═══ INFORMATION PROVIDED
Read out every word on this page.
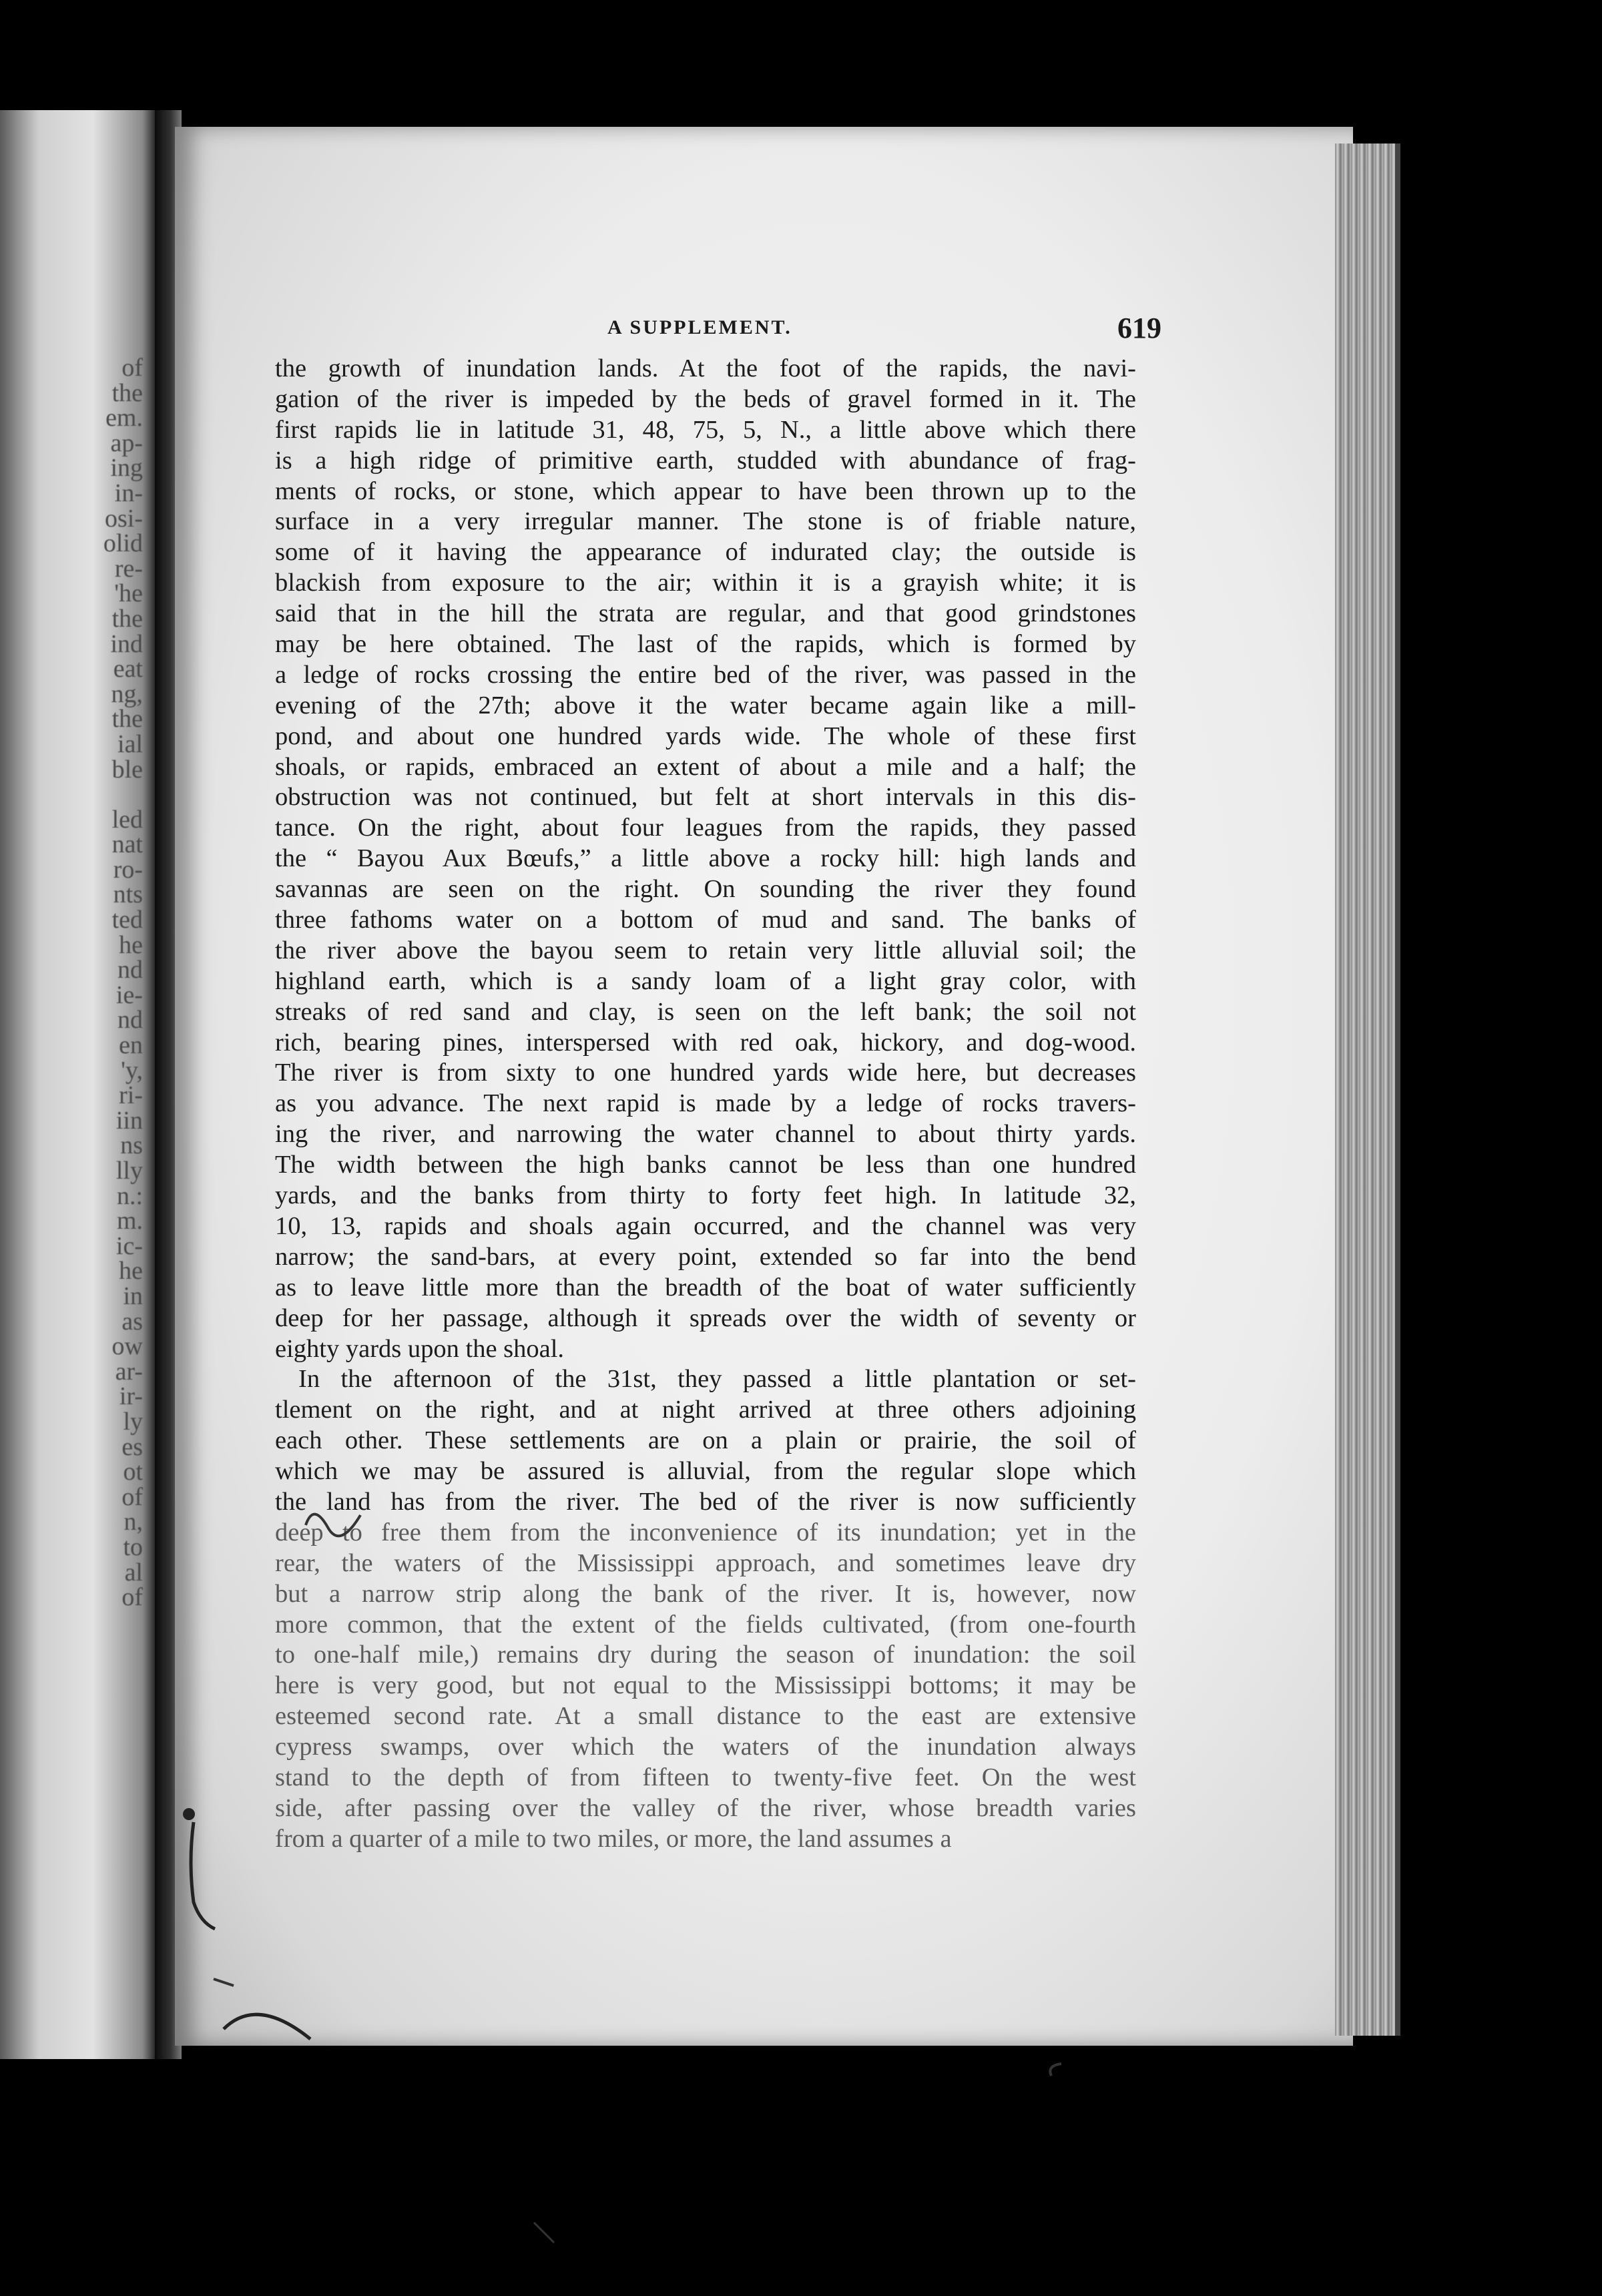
of
the
em.
ap-
ing
in-
osi-
olid
re-
'he
the
ind
eat
ng,
the
ial
ble
led
nat
ro-
nts
ted
he
nd
ie-
nd
en
'y,
ri-
iin
ns
lly
n.:
m.
ic-
he
in
as
ow
ar-
ir-
ly
es
ot
of
n,
to
al
of
A SUPPLEMENT.	619
the growth of inundation lands. At the foot of the rapids, the navi-
gation of the river is impeded by the beds of gravel formed in it. The
first rapids lie in latitude 31, 48, 75, 5, N., a little above which there
is a high ridge of primitive earth, studded with abundance of frag-
ments of rocks, or stone, which appear to have been thrown up to the
surface in a very irregular manner. The stone is of friable nature,
some of it having the appearance of indurated clay; the outside is
blackish from exposure to the air; within it is a grayish white; it is
said that in the hill the strata are regular, and that good grindstones
may be here obtained. The last of the rapids, which is formed by
a ledge of rocks crossing the entire bed of the river, was passed in the
evening of the 27th; above it the water became again like a mill-
pond, and about one hundred yards wide. The whole of these first
shoals, or rapids, embraced an extent of about a mile and a half; the
obstruction was not continued, but felt at short intervals in this dis-
tance. On the right, about four leagues from the rapids, they passed
the “ Bayou Aux Bœufs,” a little above a rocky hill: high lands and
savannas are seen on the right. On sounding the river they found
three fathoms water on a bottom of mud and sand. The banks of
the river above the bayou seem to retain very little alluvial soil; the
highland earth, which is a sandy loam of a light gray color, with
streaks of red sand and clay, is seen on the left bank; the soil not
rich, bearing pines, interspersed with red oak, hickory, and dog-wood.
The river is from sixty to one hundred yards wide here, but decreases
as you advance. The next rapid is made by a ledge of rocks travers-
ing the river, and narrowing the water channel to about thirty yards.
The width between the high banks cannot be less than one hundred
yards, and the banks from thirty to forty feet high. In latitude 32,
10, 13, rapids and shoals again occurred, and the channel was very
narrow; the sand-bars, at every point, extended so far into the bend
as to leave little more than the breadth of the boat of water sufficiently
deep for her passage, although it spreads over the width of seventy or
eighty yards upon the shoal.
In the afternoon of the 31st, they passed a little plantation or set-
tlement on the right, and at night arrived at three others adjoining
each other. These settlements are on a plain or prairie, the soil of
which we may be assured is alluvial, from the regular slope which
the land has from the river. The bed of the river is now sufficiently
deep to free them from the inconvenience of its inundation; yet in the
rear, the waters of the Mississippi approach, and sometimes leave dry
but a narrow strip along the bank of the river. It is, however, now
more common, that the extent of the fields cultivated, (from one-fourth
to one-half mile,) remains dry during the season of inundation: the soil
here is very good, but not equal to the Mississippi bottoms; it may be
esteemed second rate. At a small distance to the east are extensive
cypress swamps, over which the waters of the inundation always
stand to the depth of from fifteen to twenty-five feet. On the west
side, after passing over the valley of the river, whose breadth varies
from a quarter of a mile to two miles, or more, the land assumes a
══════
All of the records above must be copied exactly, except for the pictures.

▶ _RESULT_:
Read out every word on this page.
of
the
em.
ap-
ing
in-
osi-
olid
re-
'he
the
ind
eat
ng,
the
ial
ble
led
nat
ro-
nts
ted
he
nd
ie-
nd
en
'y,
ri-
iin
ns
lly
n.:
m.
ic-
he
in
as
ow
ar-
ir-
ly
es
ot
of
n,
to
al
of
A SUPPLEMENT.	619
the growth of inundation lands. At the foot of the rapids, the navi-
gation of the river is impeded by the beds of gravel formed in it. The
first rapids lie in latitude 31, 48, 75, 5, N., a little above which there
is a high ridge of primitive earth, studded with abundance of frag-
ments of rocks, or stone, which appear to have been thrown up to the
surface in a very irregular manner. The stone is of friable nature,
some of it having the appearance of indurated clay; the outside is
blackish from exposure to the air; within it is a grayish white; it is
said that in the hill the strata are regular, and that good grindstones
may be here obtained. The last of the rapids, which is formed by
a ledge of rocks crossing the entire bed of the river, was passed in the
evening of the 27th; above it the water became again like a mill-
pond, and about one hundred yards wide. The whole of these first
shoals, or rapids, embraced an extent of about a mile and a half; the
obstruction was not continued, but felt at short intervals in this dis-
tance. On the right, about four leagues from the rapids, they passed
the “ Bayou Aux Bœufs,” a little above a rocky hill: high lands and
savannas are seen on the right. On sounding the river they found
three fathoms water on a bottom of mud and sand. The banks of
the river above the bayou seem to retain very little alluvial soil; the
highland earth, which is a sandy loam of a light gray color, with
streaks of red sand and clay, is seen on the left bank; the soil not
rich, bearing pines, interspersed with red oak, hickory, and dog-wood.
The river is from sixty to one hundred yards wide here, but decreases
as you advance. The next rapid is made by a ledge of rocks travers-
ing the river, and narrowing the water channel to about thirty yards.
The width between the high banks cannot be less than one hundred
yards, and the banks from thirty to forty feet high. In latitude 32,
10, 13, rapids and shoals again occurred, and the channel was very
narrow; the sand-bars, at every point, extended so far into the bend
as to leave little more than the breadth of the boat of water sufficiently
deep for her passage, although it spreads over the width of seventy or
eighty yards upon the shoal.
In the afternoon of the 31st, they passed a little plantation or set-
tlement on the right, and at night arrived at three others adjoining
each other. These settlements are on a plain or prairie, the soil of
which we may be assured is alluvial, from the regular slope which
the land has from the river. The bed of the river is now sufficiently
deep to free them from the inconvenience of its inundation; yet in the
rear, the waters of the Mississippi approach, and sometimes leave dry
but a narrow strip along the bank of the river. It is, however, now
more common, that the extent of the fields cultivated, (from one-fourth
to one-half mile,) remains dry during the season of inundation: the soil
here is very good, but not equal to the Mississippi bottoms; it may be
esteemed second rate. At a small distance to the east are extensive
cypress swamps, over which the waters of the inundation always
stand to the depth of from fifteen to twenty-five feet. On the west
side, after passing over the valley of the river, whose breadth varies
from a quarter of a mile to two miles, or more, the land assumes a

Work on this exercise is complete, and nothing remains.